Identify and copy all lines of the material where the string "grid" is found.

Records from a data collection
----

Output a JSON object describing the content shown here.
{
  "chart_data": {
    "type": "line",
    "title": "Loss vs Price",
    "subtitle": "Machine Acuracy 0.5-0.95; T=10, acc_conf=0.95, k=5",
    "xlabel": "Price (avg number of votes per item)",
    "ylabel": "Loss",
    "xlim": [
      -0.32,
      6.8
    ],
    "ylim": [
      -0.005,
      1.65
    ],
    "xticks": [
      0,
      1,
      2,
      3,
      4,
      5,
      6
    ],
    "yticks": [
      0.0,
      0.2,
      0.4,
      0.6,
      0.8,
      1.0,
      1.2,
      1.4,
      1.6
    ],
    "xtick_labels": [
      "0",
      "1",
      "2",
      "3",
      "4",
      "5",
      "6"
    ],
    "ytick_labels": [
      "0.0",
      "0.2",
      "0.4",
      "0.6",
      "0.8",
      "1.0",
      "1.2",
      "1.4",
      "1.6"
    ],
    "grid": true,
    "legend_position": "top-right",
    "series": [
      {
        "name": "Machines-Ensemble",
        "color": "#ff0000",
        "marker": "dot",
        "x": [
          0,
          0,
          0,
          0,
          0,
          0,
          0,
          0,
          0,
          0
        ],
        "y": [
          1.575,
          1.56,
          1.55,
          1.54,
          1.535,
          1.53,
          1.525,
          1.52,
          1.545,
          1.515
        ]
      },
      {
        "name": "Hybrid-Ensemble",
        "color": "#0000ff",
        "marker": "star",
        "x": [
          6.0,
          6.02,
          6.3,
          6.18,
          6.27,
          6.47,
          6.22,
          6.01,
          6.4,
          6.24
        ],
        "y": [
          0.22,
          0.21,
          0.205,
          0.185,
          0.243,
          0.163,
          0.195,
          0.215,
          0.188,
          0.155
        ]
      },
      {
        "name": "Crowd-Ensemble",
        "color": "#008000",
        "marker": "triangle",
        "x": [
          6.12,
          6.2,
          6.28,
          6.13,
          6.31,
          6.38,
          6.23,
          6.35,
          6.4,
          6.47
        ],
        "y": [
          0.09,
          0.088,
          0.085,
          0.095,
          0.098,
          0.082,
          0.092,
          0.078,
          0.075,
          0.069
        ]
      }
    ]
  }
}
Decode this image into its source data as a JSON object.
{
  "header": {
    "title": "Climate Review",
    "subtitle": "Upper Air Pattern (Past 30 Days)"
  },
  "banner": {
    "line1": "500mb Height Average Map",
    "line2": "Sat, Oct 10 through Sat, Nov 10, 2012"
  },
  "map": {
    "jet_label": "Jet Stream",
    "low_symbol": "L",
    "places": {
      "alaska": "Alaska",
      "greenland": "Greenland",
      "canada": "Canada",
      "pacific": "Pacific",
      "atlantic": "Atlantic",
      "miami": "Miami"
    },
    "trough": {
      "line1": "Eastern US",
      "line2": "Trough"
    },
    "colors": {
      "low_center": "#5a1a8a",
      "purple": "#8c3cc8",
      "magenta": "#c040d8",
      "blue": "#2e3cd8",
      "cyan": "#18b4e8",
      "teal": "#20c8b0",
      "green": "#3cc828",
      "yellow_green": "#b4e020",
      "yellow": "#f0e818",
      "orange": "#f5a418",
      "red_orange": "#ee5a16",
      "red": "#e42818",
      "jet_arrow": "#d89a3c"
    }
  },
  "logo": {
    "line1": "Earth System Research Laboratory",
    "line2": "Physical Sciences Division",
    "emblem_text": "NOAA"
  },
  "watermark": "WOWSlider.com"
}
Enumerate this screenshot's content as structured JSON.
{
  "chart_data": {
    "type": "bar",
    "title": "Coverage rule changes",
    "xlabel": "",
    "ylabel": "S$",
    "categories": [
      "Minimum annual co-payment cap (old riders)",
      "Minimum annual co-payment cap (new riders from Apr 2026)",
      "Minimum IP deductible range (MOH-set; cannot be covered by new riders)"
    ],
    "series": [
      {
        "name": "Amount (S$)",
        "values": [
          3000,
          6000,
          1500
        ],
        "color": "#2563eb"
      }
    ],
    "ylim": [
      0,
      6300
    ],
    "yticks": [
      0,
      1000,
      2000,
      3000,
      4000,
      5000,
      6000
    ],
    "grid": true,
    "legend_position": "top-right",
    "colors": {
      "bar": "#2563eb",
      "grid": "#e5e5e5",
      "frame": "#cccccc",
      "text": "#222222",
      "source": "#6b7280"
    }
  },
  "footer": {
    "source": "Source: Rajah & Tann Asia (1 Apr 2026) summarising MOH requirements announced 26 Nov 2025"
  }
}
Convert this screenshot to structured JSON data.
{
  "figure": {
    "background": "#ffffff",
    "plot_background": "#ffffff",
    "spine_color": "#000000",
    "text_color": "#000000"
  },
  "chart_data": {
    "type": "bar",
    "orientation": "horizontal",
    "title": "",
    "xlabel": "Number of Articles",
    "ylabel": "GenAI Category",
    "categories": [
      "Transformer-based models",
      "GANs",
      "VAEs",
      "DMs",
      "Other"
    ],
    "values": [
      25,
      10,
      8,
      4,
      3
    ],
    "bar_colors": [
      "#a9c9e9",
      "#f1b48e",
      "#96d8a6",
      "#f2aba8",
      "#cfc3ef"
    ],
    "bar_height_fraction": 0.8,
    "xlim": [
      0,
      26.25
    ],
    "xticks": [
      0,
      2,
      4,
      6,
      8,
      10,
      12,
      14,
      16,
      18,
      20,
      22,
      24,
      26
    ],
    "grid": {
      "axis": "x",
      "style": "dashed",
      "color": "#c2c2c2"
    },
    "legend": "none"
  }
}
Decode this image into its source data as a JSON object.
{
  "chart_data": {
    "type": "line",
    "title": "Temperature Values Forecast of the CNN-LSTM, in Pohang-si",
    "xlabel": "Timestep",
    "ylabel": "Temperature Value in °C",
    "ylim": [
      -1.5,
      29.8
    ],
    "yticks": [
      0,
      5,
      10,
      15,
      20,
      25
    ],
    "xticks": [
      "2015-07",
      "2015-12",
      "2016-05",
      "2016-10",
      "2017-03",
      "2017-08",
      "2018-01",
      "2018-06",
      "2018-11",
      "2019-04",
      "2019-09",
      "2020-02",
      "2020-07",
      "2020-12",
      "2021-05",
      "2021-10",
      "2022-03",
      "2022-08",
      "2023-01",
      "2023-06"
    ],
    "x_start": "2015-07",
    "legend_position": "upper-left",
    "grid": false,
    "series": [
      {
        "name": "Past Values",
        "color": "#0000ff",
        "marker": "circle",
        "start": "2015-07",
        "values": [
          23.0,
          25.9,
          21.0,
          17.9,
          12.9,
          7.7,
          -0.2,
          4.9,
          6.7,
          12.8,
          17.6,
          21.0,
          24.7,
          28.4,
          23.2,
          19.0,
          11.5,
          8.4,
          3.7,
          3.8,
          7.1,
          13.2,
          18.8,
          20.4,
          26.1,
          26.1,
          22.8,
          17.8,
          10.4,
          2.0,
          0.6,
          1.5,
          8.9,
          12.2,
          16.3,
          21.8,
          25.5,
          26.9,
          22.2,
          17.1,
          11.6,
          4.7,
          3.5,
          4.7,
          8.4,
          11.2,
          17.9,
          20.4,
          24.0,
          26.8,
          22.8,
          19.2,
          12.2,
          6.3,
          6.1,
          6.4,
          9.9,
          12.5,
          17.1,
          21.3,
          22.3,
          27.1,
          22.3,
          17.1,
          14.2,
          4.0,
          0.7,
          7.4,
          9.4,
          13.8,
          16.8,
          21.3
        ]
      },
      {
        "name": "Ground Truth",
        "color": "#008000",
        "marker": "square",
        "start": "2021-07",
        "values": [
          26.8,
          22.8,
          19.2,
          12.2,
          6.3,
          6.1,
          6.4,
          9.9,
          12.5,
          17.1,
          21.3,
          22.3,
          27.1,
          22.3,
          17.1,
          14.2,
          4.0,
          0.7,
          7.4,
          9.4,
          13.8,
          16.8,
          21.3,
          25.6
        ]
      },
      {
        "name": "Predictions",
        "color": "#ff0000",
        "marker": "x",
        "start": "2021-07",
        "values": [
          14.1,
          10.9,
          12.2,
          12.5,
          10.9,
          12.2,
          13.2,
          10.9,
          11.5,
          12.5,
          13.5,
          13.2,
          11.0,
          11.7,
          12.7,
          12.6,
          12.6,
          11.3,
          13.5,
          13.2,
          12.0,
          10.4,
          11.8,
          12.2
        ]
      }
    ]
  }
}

----

### [Finished task]
    "grid": true,
    "grid": true,
      "grid": "#e5e5e5",
    "grid": {
    "grid": false,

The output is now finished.